Dataset items
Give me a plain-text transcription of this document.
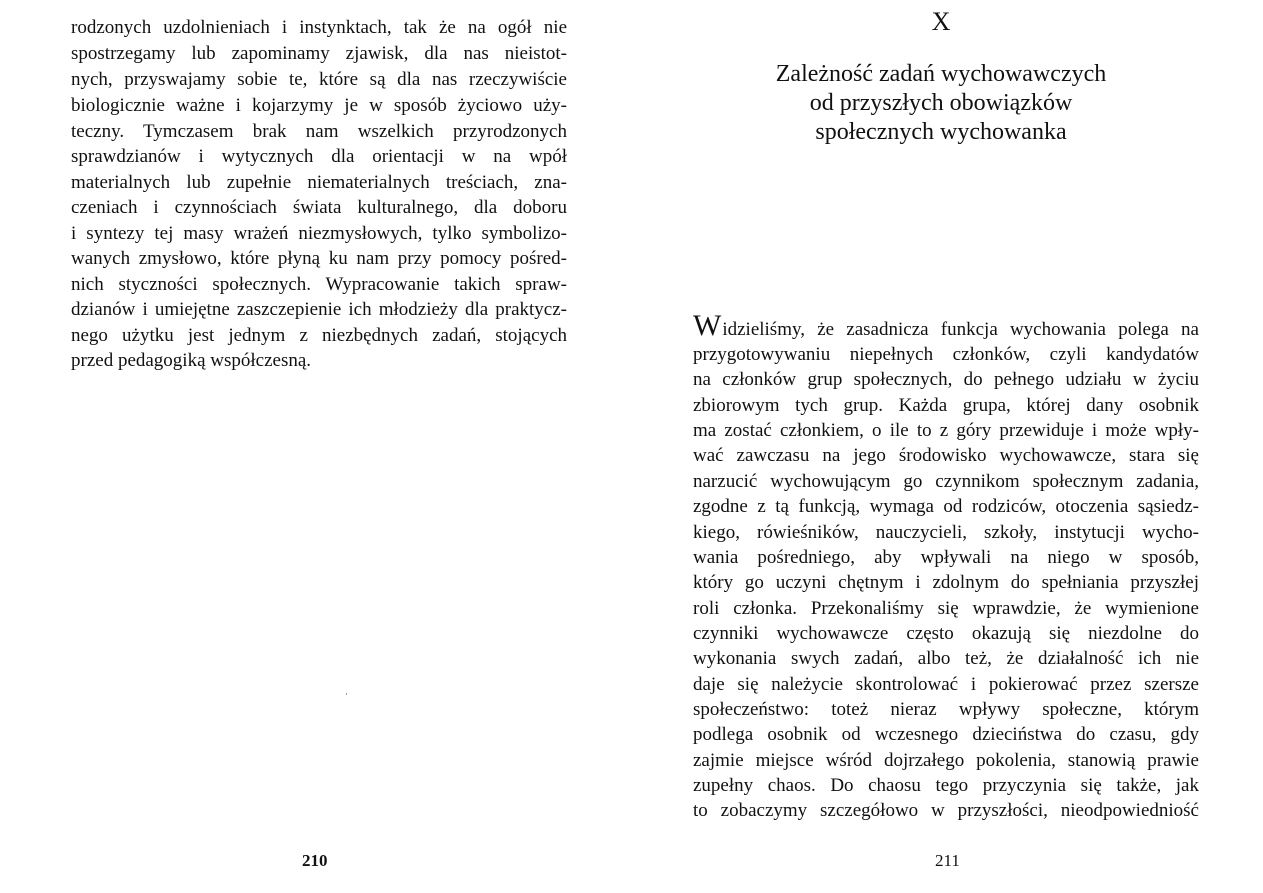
rodzonych uzdolnieniach i instynktach, tak że na ogół nie

spostrzegamy lub zapominamy zjawisk, dla nas nieistot-

nych, przyswajamy sobie te, które są dla nas rzeczywiście

biologicznie ważne i kojarzymy je w sposób życiowo uży-

teczny. Tymczasem brak nam wszelkich przyrodzonych

sprawdzianów i wytycznych dla orientacji w na wpół

materialnych lub zupełnie niematerialnych treściach, zna-

czeniach i czynnościach świata kulturalnego, dla doboru

i syntezy tej masy wrażeń niezmysłowych, tylko symbolizo-

wanych zmysłowo, które płyną ku nam przy pomocy pośred-

nich styczności społecznych. Wypracowanie takich spraw-

dzianów i umiejętne zaszczepienie ich młodzieży dla praktycz-

nego użytku jest jednym z niezbędnych zadań, stojących

przed pedagogiką współczesną.

210

X

Zależność zadań wychowawczych
od przyszłych obowiązków
społecznych wychowanka

Widzieliśmy, że zasadnicza funkcja wychowania polega na

przygotowywaniu niepełnych członków, czyli kandydatów

na członków grup społecznych, do pełnego udziału w życiu

zbiorowym tych grup. Każda grupa, której dany osobnik

ma zostać członkiem, o ile to z góry przewiduje i może wpły-

wać zawczasu na jego środowisko wychowawcze, stara się

narzucić wychowującym go czynnikom społecznym zadania,

zgodne z tą funkcją, wymaga od rodziców, otoczenia sąsiedz-

kiego, rówieśników, nauczycieli, szkoły, instytucji wycho-

wania pośredniego, aby wpływali na niego w sposób,

który go uczyni chętnym i zdolnym do spełniania przyszłej

roli członka. Przekonaliśmy się wprawdzie, że wymienione

czynniki wychowawcze często okazują się niezdolne do

wykonania swych zadań, albo też, że działalność ich nie

daje się należycie skontrolować i pokierować przez szersze

społeczeństwo: toteż nieraz wpływy społeczne, którym

podlega osobnik od wczesnego dzieciństwa do czasu, gdy

zajmie miejsce wśród dojrzałego pokolenia, stanowią prawie

zupełny chaos. Do chaosu tego przyczynia się także, jak

to zobaczymy szczegółowo w przyszłości, nieodpowiedniość

211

→ **Problem requirements**: Which lines hold the word "sposób"? Show each one.

→ **Written answer**:
biologicznie ważne i kojarzymy je w sposób życiowo uży-
wania pośredniego, aby wpływali na niego w sposób,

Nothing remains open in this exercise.